### Data section:
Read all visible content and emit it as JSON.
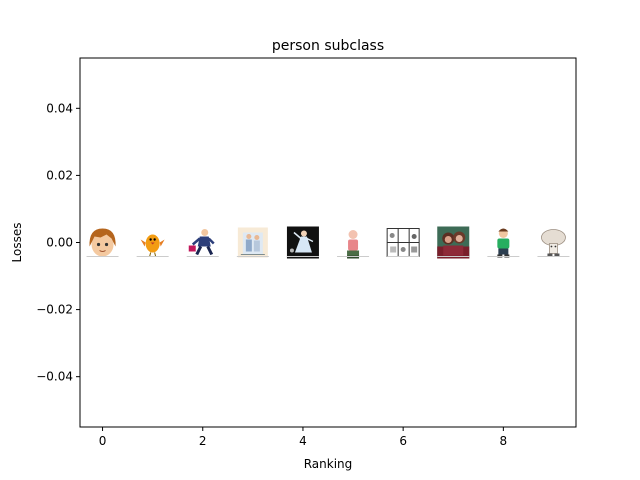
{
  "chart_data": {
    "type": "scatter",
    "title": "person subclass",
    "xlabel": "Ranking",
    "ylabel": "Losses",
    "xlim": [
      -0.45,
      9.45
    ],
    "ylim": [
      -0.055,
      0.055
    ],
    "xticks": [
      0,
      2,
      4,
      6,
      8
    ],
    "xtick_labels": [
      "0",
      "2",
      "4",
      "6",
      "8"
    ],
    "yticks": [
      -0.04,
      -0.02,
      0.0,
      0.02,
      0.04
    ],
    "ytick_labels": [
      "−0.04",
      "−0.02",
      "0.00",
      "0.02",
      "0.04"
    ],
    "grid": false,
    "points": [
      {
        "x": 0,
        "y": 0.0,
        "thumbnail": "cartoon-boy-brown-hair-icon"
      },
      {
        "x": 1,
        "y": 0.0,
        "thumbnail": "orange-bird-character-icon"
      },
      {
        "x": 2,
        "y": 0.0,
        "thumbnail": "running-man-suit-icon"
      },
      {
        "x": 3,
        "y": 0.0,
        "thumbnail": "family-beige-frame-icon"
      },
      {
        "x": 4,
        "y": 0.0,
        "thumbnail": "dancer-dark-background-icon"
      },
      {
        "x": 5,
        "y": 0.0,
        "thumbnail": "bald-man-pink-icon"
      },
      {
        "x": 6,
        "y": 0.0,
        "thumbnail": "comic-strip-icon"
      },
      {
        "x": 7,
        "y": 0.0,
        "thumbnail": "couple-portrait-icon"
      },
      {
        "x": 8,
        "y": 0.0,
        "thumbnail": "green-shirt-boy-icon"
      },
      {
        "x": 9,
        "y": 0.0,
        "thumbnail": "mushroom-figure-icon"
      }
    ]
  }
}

### Written instruction:
Could you reproduce every record above exactly, leaving out the pictures?

### Result of this exercise:
Read all visible content and emit it as JSON.
{
  "chart_data": {
    "type": "scatter",
    "title": "person subclass",
    "xlabel": "Ranking",
    "ylabel": "Losses",
    "xlim": [
      -0.45,
      9.45
    ],
    "ylim": [
      -0.055,
      0.055
    ],
    "xticks": [
      0,
      2,
      4,
      6,
      8
    ],
    "xtick_labels": [
      "0",
      "2",
      "4",
      "6",
      "8"
    ],
    "yticks": [
      -0.04,
      -0.02,
      0.0,
      0.02,
      0.04
    ],
    "ytick_labels": [
      "−0.04",
      "−0.02",
      "0.00",
      "0.02",
      "0.04"
    ],
    "grid": false,
    "points": [
      {
        "x": 0,
        "y": 0.0,
        "thumbnail": "cartoon-boy-brown-hair-icon"
      },
      {
        "x": 1,
        "y": 0.0,
        "thumbnail": "orange-bird-character-icon"
      },
      {
        "x": 2,
        "y": 0.0,
        "thumbnail": "running-man-suit-icon"
      },
      {
        "x": 3,
        "y": 0.0,
        "thumbnail": "family-beige-frame-icon"
      },
      {
        "x": 4,
        "y": 0.0,
        "thumbnail": "dancer-dark-background-icon"
      },
      {
        "x": 5,
        "y": 0.0,
        "thumbnail": "bald-man-pink-icon"
      },
      {
        "x": 6,
        "y": 0.0,
        "thumbnail": "comic-strip-icon"
      },
      {
        "x": 7,
        "y": 0.0,
        "thumbnail": "couple-portrait-icon"
      },
      {
        "x": 8,
        "y": 0.0,
        "thumbnail": "green-shirt-boy-icon"
      },
      {
        "x": 9,
        "y": 0.0,
        "thumbnail": "mushroom-figure-icon"
      }
    ]
  }
}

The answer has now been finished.